--- INPUT FOR THIS TASK ---
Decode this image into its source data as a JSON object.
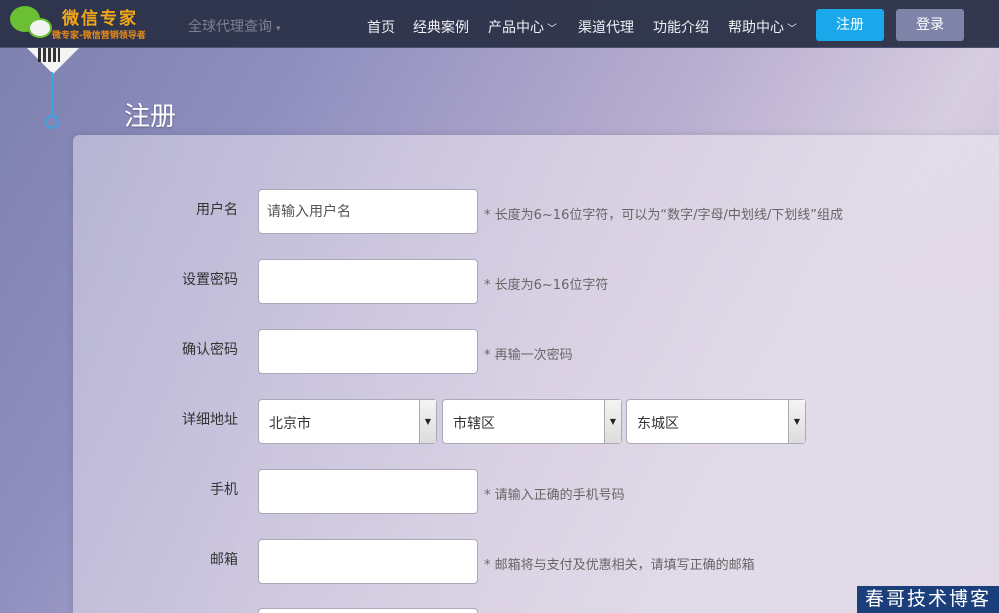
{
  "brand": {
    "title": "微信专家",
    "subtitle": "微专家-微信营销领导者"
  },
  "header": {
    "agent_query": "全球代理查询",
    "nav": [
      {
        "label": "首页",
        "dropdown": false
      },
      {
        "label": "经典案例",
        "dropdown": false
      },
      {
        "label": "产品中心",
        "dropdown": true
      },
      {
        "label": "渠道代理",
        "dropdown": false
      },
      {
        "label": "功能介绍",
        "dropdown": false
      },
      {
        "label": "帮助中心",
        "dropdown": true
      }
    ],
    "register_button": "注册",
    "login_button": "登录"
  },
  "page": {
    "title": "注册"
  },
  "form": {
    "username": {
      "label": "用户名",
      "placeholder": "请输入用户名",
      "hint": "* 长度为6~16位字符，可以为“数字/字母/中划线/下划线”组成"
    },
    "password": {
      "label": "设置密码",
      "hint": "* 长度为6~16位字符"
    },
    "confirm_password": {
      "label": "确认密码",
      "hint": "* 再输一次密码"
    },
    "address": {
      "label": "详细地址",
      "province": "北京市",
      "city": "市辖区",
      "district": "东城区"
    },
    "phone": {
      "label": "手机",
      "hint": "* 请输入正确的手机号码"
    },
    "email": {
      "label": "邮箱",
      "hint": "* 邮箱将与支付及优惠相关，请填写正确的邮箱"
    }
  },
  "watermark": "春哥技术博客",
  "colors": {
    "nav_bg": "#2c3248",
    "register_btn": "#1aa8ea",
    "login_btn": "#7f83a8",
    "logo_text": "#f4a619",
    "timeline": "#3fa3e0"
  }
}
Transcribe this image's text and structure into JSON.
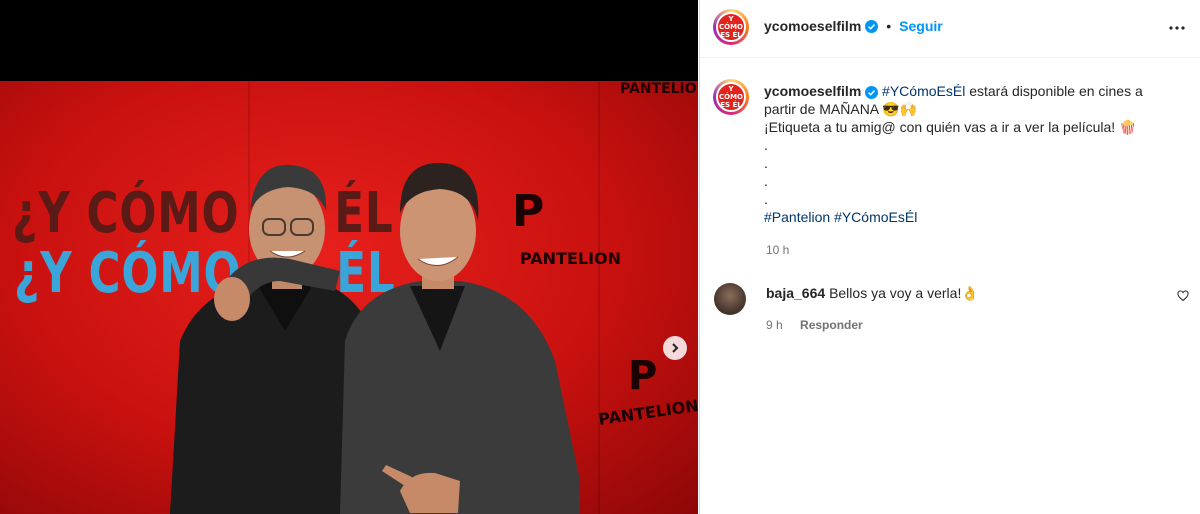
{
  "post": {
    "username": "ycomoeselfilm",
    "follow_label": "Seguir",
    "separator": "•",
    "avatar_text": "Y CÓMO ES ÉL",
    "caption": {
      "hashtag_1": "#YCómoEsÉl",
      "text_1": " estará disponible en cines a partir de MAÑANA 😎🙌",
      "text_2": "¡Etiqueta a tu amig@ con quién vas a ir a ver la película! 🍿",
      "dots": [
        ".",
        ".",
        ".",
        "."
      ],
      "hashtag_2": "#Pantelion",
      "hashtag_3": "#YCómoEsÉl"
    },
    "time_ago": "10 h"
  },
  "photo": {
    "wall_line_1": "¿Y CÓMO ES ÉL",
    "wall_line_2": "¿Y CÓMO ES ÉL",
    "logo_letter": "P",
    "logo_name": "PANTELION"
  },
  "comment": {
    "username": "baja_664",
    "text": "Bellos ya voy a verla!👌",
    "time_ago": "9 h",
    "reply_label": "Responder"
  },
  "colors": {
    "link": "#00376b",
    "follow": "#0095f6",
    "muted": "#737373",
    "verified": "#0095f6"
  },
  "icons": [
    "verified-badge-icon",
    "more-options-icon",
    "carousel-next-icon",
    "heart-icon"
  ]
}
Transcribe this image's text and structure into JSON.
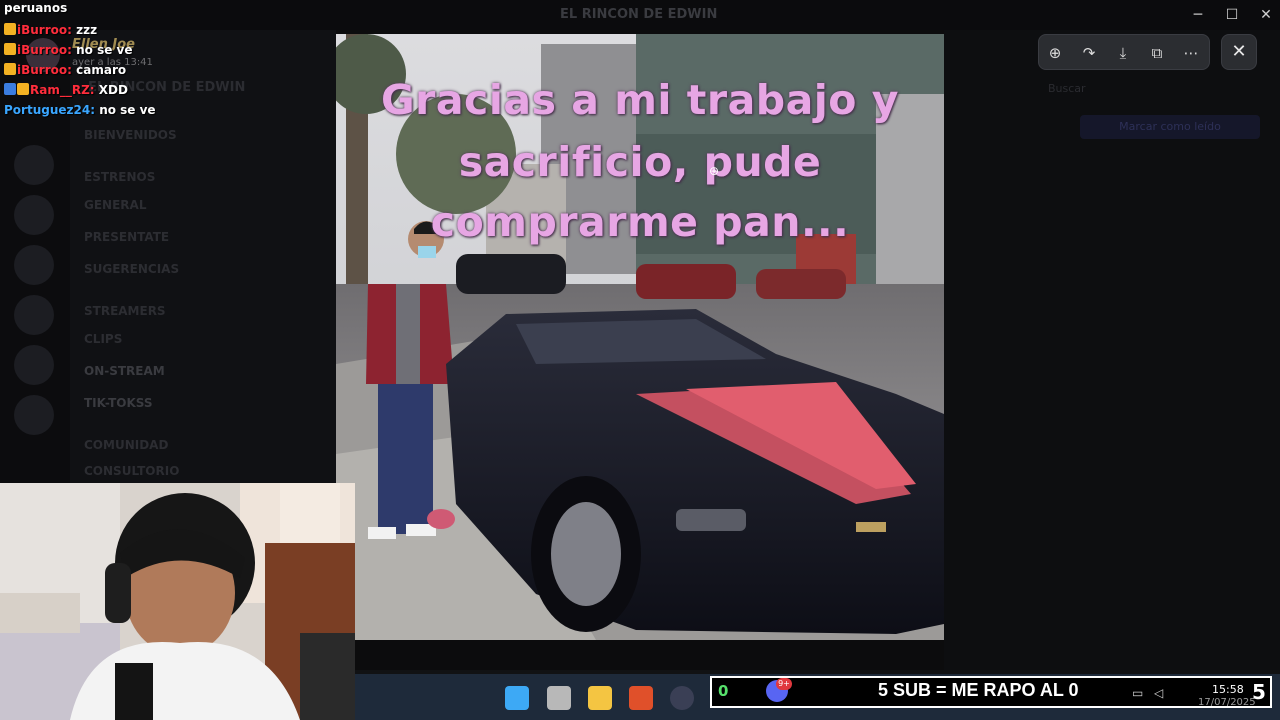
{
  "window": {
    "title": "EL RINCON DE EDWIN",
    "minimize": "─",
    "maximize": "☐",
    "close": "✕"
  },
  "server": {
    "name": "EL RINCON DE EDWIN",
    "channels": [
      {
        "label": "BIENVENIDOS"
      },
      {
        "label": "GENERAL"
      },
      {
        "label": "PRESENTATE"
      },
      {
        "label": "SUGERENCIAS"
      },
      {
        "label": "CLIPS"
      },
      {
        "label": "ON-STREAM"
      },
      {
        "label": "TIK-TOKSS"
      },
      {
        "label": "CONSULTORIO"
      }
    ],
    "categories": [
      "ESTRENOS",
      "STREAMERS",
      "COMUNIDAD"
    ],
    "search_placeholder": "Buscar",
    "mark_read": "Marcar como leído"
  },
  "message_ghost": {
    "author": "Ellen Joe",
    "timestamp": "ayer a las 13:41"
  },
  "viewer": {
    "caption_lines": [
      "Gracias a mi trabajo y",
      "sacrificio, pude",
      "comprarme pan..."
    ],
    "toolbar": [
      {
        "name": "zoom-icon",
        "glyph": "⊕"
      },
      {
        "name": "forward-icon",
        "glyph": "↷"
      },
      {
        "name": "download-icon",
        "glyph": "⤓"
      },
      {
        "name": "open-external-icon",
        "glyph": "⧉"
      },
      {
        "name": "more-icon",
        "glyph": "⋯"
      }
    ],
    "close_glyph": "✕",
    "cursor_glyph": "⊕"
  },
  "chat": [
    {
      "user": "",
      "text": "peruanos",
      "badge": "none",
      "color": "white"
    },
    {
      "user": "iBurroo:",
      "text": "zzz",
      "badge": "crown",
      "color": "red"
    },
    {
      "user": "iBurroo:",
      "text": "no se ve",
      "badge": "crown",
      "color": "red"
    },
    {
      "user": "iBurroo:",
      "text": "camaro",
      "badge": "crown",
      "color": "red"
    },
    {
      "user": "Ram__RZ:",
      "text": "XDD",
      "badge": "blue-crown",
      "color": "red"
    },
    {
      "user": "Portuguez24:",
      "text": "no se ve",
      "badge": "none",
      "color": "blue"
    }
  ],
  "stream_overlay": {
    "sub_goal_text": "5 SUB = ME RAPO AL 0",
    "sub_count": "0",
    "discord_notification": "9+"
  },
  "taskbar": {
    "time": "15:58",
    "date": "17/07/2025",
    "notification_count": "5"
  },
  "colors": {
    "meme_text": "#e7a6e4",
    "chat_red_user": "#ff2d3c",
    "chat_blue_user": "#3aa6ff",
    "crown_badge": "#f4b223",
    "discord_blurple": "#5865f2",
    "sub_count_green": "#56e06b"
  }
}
---
--- INPUT FOR THIS TASK ---
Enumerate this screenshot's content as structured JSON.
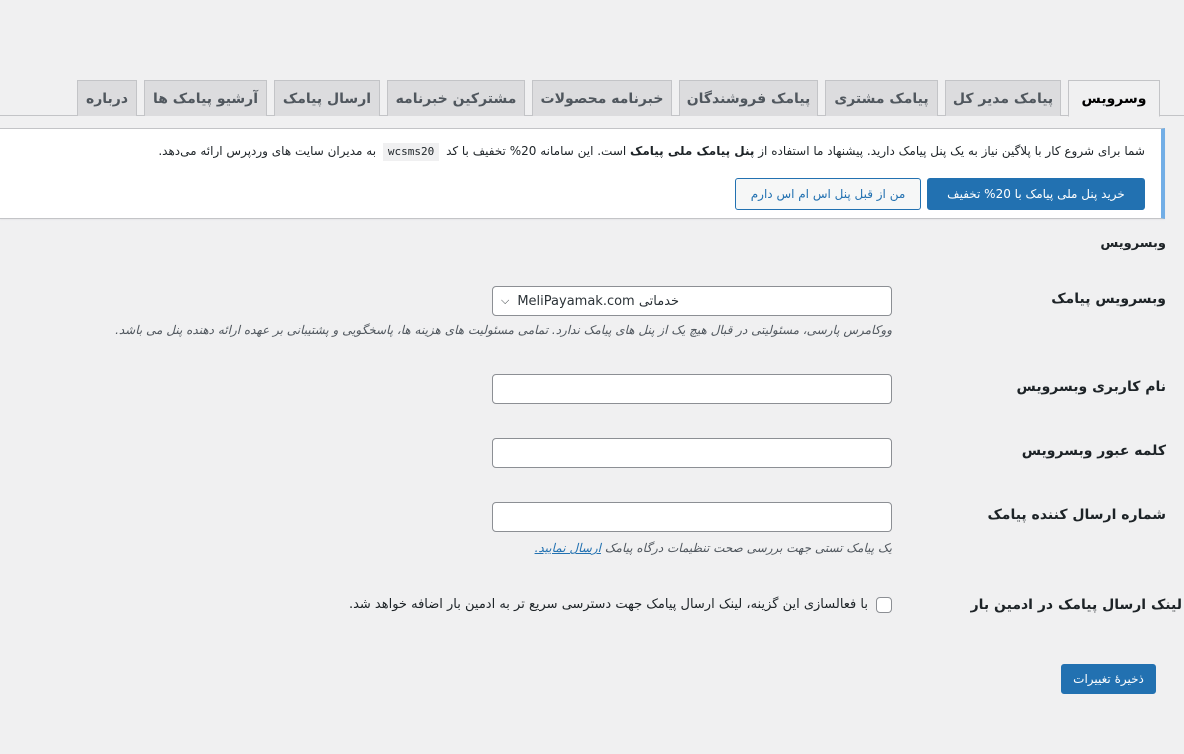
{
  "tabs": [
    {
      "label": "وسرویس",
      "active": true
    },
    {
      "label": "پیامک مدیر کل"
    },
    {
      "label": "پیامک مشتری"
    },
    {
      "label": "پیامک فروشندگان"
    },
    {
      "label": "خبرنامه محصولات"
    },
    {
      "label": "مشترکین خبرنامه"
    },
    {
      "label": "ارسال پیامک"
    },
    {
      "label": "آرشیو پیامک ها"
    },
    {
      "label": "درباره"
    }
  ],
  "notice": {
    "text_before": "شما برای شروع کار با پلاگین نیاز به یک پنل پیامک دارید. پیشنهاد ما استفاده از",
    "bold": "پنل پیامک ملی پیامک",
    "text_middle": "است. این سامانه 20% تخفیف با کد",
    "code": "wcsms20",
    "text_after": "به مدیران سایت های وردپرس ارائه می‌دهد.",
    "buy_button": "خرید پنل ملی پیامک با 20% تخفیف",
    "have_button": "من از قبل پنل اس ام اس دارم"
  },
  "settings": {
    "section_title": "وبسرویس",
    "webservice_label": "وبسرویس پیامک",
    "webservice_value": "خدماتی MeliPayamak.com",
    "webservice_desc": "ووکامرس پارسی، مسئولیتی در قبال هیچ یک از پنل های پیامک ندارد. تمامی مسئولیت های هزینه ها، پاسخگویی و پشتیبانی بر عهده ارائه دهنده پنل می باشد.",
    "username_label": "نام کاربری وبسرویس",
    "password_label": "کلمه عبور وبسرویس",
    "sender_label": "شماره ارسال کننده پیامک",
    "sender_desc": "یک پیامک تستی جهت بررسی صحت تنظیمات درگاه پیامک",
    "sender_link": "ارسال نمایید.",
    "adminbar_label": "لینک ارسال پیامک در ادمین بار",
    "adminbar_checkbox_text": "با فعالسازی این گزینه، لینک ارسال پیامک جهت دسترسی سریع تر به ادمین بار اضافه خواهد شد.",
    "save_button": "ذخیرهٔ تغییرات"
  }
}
---
--- INPUT FOR THIS TASK ---
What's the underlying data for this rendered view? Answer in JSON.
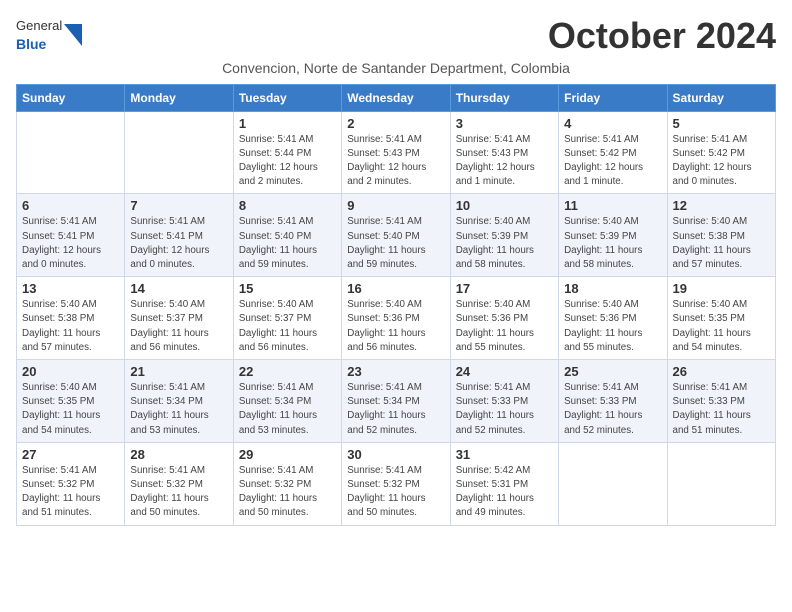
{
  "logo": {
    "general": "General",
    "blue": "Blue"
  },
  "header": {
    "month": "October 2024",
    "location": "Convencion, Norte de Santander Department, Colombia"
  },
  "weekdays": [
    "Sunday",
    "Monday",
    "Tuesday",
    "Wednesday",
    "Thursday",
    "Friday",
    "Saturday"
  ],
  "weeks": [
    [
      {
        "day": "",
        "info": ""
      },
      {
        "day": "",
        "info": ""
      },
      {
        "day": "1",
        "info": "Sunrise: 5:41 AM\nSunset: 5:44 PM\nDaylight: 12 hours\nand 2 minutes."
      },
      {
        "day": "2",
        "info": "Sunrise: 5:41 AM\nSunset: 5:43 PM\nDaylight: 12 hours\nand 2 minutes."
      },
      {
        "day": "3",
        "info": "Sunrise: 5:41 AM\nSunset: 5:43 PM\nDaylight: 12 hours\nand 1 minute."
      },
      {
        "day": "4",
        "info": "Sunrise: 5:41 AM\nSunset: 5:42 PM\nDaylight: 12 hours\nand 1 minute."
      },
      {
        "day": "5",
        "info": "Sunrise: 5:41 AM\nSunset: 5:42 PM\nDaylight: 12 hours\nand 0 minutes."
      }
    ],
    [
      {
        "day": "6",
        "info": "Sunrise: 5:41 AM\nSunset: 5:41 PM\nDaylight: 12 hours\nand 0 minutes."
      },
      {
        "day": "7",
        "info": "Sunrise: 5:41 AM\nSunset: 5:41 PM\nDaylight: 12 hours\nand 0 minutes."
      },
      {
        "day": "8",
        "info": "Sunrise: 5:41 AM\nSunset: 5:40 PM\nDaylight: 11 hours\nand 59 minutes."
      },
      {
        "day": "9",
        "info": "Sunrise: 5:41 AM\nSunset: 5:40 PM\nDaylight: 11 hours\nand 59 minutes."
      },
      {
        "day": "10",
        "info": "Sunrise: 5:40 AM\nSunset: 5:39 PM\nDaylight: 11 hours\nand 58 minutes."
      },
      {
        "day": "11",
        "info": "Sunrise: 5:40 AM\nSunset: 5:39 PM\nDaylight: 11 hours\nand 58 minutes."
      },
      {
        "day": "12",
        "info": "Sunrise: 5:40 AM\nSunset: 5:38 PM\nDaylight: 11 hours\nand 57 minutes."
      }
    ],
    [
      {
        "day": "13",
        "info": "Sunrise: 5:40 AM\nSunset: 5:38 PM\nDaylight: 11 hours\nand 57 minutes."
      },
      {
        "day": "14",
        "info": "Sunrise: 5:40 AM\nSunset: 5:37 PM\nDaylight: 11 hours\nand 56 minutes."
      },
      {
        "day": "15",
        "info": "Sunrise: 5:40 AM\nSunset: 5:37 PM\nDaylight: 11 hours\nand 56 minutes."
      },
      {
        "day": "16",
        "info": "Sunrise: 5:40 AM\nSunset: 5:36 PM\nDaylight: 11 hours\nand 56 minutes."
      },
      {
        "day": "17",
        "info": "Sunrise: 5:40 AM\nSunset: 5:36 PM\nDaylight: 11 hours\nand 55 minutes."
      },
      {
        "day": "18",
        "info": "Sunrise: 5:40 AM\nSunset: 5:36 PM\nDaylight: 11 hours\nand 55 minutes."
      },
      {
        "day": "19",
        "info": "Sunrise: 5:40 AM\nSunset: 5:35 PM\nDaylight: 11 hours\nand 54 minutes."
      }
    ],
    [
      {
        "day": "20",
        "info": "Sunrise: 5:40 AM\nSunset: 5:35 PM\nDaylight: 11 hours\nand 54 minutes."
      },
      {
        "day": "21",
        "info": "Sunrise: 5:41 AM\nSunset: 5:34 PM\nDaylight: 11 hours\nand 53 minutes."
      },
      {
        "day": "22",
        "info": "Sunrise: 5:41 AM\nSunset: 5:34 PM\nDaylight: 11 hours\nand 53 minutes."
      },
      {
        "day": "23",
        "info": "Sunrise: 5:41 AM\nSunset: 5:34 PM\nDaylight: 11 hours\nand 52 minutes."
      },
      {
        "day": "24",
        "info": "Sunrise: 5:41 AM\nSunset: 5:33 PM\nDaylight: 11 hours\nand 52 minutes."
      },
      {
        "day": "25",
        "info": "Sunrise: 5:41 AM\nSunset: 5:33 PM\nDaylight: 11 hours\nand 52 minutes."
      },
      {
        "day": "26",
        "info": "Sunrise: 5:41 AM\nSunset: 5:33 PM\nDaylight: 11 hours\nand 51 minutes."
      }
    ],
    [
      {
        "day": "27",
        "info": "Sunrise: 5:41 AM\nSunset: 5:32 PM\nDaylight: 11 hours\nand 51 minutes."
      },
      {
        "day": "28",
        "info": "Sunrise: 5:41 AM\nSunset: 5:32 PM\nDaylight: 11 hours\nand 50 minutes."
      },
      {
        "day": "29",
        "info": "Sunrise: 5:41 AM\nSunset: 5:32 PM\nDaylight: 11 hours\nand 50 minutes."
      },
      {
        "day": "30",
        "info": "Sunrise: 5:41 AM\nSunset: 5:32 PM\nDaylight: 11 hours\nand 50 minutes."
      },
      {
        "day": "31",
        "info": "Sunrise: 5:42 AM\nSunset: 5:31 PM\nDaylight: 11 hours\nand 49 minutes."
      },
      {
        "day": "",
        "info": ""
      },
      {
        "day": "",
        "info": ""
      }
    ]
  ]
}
---
*EXERCISE DIRECTIONS*: Go through the preceding material and copy each line that has the word "ادمین".

*SOLUTION BELOW*:
    "adminbar_label": "لینک ارسال پیامک در ادمین بار",
    "adminbar_checkbox_text": "با فعالسازی این گزینه، لینک ارسال پیامک جهت دسترسی سریع تر به ادمین بار اضافه خواهد شد.",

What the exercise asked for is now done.